Dataset rows about figures:
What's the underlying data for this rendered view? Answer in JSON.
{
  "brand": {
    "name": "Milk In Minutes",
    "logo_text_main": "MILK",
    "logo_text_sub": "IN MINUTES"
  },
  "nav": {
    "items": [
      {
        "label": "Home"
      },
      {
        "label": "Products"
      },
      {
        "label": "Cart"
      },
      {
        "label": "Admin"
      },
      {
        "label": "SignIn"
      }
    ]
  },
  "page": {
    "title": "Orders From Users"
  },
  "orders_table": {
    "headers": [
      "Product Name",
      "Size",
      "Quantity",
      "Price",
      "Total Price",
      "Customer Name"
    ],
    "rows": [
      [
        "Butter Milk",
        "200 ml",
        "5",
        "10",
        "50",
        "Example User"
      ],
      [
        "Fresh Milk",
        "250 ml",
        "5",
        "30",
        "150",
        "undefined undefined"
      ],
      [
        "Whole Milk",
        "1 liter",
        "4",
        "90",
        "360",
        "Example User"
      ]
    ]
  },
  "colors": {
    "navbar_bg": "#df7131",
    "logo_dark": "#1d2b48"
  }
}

» STATED TASK
Reproduce the records above exactly as they appear.

» WRITTEN SOLUTION
What's the underlying data for this rendered view? Answer in JSON.
{
  "brand": {
    "name": "Milk In Minutes",
    "logo_text_main": "MILK",
    "logo_text_sub": "IN MINUTES"
  },
  "nav": {
    "items": [
      {
        "label": "Home"
      },
      {
        "label": "Products"
      },
      {
        "label": "Cart"
      },
      {
        "label": "Admin"
      },
      {
        "label": "SignIn"
      }
    ]
  },
  "page": {
    "title": "Orders From Users"
  },
  "orders_table": {
    "headers": [
      "Product Name",
      "Size",
      "Quantity",
      "Price",
      "Total Price",
      "Customer Name"
    ],
    "rows": [
      [
        "Butter Milk",
        "200 ml",
        "5",
        "10",
        "50",
        "Example User"
      ],
      [
        "Fresh Milk",
        "250 ml",
        "5",
        "30",
        "150",
        "undefined undefined"
      ],
      [
        "Whole Milk",
        "1 liter",
        "4",
        "90",
        "360",
        "Example User"
      ]
    ]
  },
  "colors": {
    "navbar_bg": "#df7131",
    "logo_dark": "#1d2b48"
  }
}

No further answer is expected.